### [WHAT YOU SHOULD DO]
Skip the pictures and extract all of the lines exactly as written.

### [RECORD LIST]

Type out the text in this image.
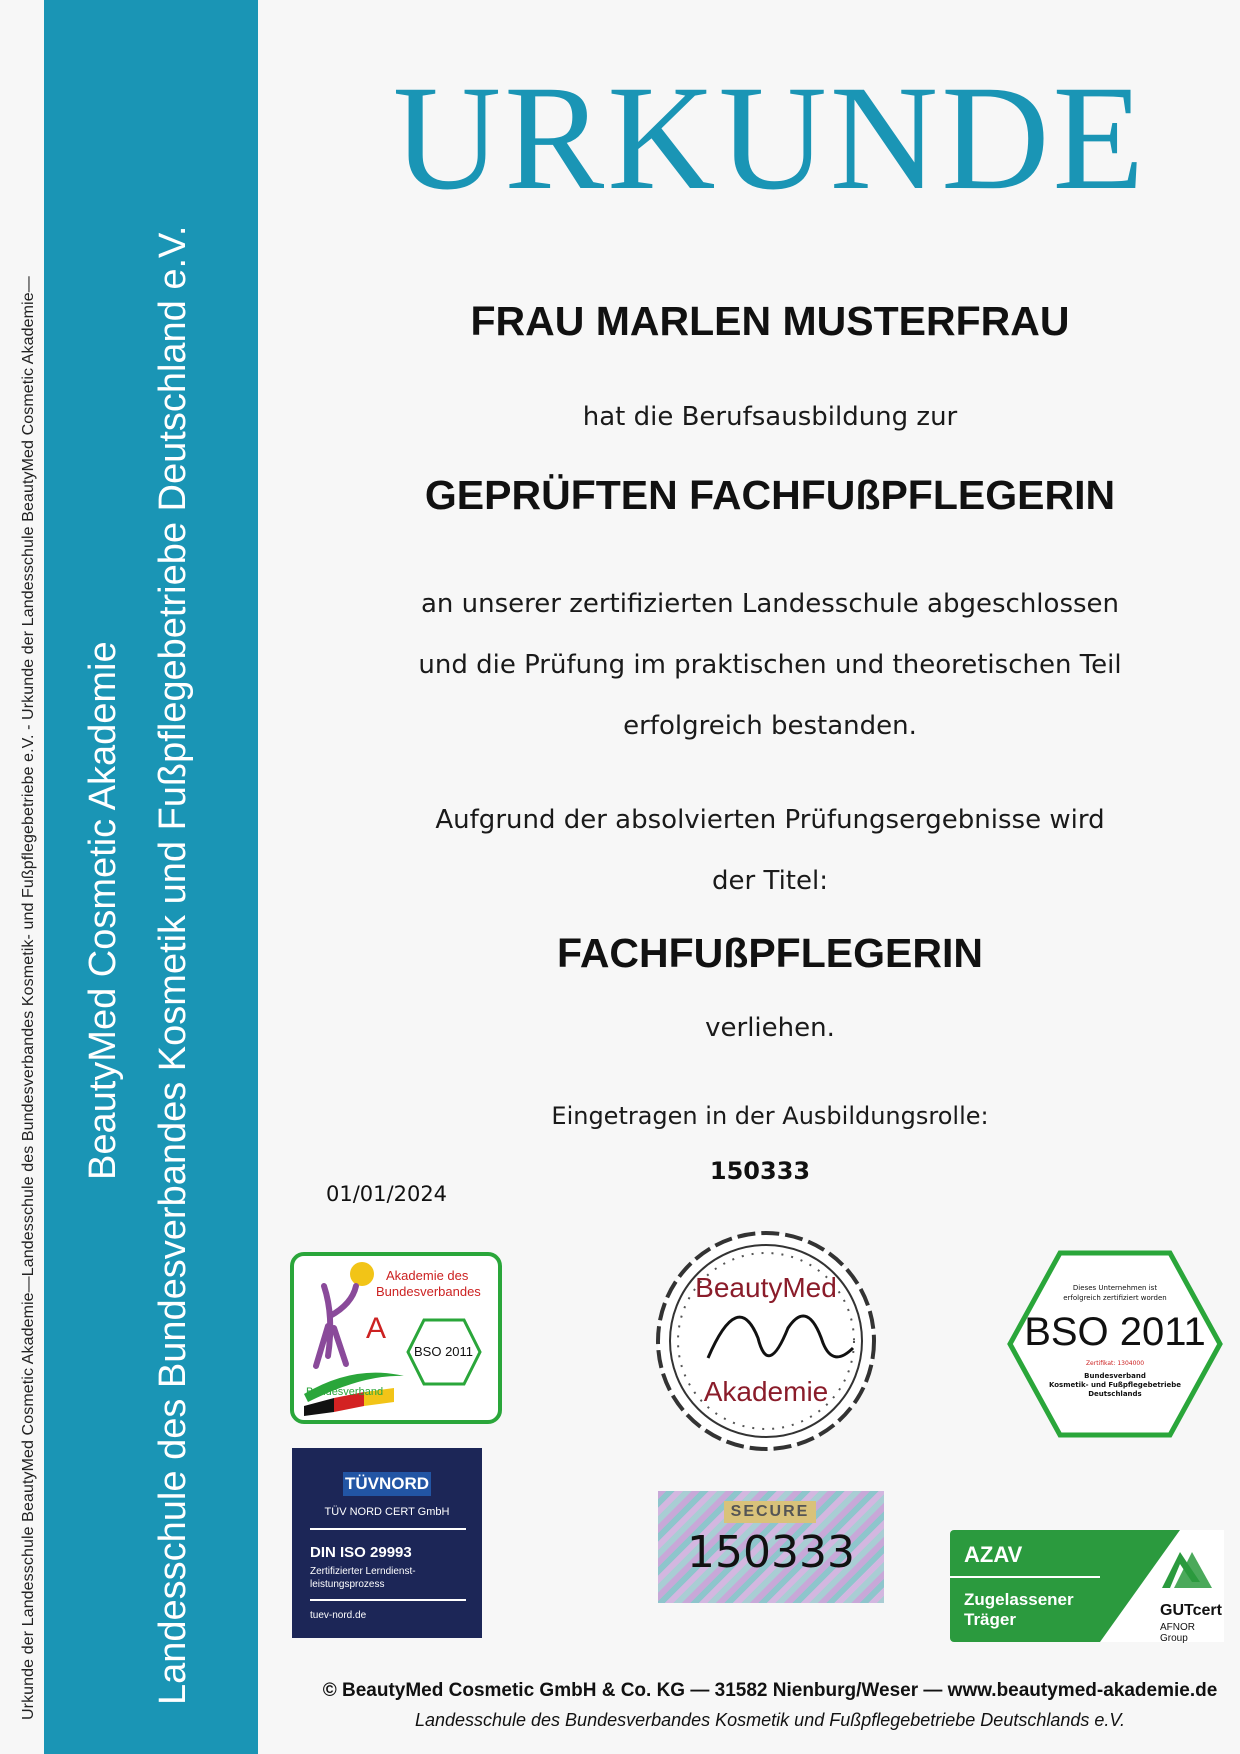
Urkunde der Landesschule BeautyMed Cosmetic Akademie—Landesschule des Bundesverbandes Kosmetik- und Fußpflegebetriebe e.V. - Urkunde der Landesschule BeautyMed Cosmetic Akademie— BeautyMed Cosmetic Akademie Landesschule des Bundesverbandes Kosmetik und Fußpflegebetriebe Deutschland e.V.
URKUNDE
FRAU MARLEN MUSTERFRAU
hat die Berufsausbildung zur
GEPRÜFTEN FACHFUßPFLEGERIN
an unserer zertifizierten Landesschule abgeschlossen
und die Prüfung im praktischen und theoretischen Teil
erfolgreich bestanden.
Aufgrund der absolvierten Prüfungsergebnisse wird
der Titel:
FACHFUßPFLEGERIN
verliehen.
Eingetragen in der Ausbildungsrolle:
150333
01/01/2024
Akademie des
Bundesverbandes
A
BSO 2011
Bundesverband
TÜVNORD
TÜV NORD CERT GmbH
DIN ISO 29993
Zertifizierter Lerndienst-
leistungsprozess
tuev-nord.de
BeautyMed
Akademie
SECURE
150333
Dieses Unternehmen ist
erfolgreich zertifiziert worden
BSO 2011
Zertifikat: 1304000
Bundesverband
Kosmetik- und Fußpflegebetriebe
Deutschlands
AZAV
Zugelassener
Träger	GUTcert
AFNOR Group
© BeautyMed Cosmetic GmbH & Co. KG — 31582 Nienburg/Weser — www.beautymed-akademie.de
Landesschule des Bundesverbandes Kosmetik und Fußpflegebetriebe Deutschlands e.V.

### [RESULT OF THIS TASK]
Type out the text in this image.
Urkunde der Landesschule BeautyMed Cosmetic Akademie—Landesschule des Bundesverbandes Kosmetik- und Fußpflegebetriebe e.V. - Urkunde der Landesschule BeautyMed Cosmetic Akademie— BeautyMed Cosmetic Akademie Landesschule des Bundesverbandes Kosmetik und Fußpflegebetriebe Deutschland e.V.
URKUNDE
FRAU MARLEN MUSTERFRAU
hat die Berufsausbildung zur
GEPRÜFTEN FACHFUßPFLEGERIN
an unserer zertifizierten Landesschule abgeschlossen
und die Prüfung im praktischen und theoretischen Teil
erfolgreich bestanden.
Aufgrund der absolvierten Prüfungsergebnisse wird
der Titel:
FACHFUßPFLEGERIN
verliehen.
Eingetragen in der Ausbildungsrolle:
150333
01/01/2024
Akademie des
Bundesverbandes
A
BSO 2011
Bundesverband
TÜVNORD
TÜV NORD CERT GmbH
DIN ISO 29993
Zertifizierter Lerndienst-
leistungsprozess
tuev-nord.de
BeautyMed
Akademie
SECURE
150333
Dieses Unternehmen ist
erfolgreich zertifiziert worden
BSO 2011
Zertifikat: 1304000
Bundesverband
Kosmetik- und Fußpflegebetriebe
Deutschlands
AZAV
Zugelassener
Träger	GUTcert
AFNOR Group
© BeautyMed Cosmetic GmbH & Co. KG — 31582 Nienburg/Weser — www.beautymed-akademie.de
Landesschule des Bundesverbandes Kosmetik und Fußpflegebetriebe Deutschlands e.V.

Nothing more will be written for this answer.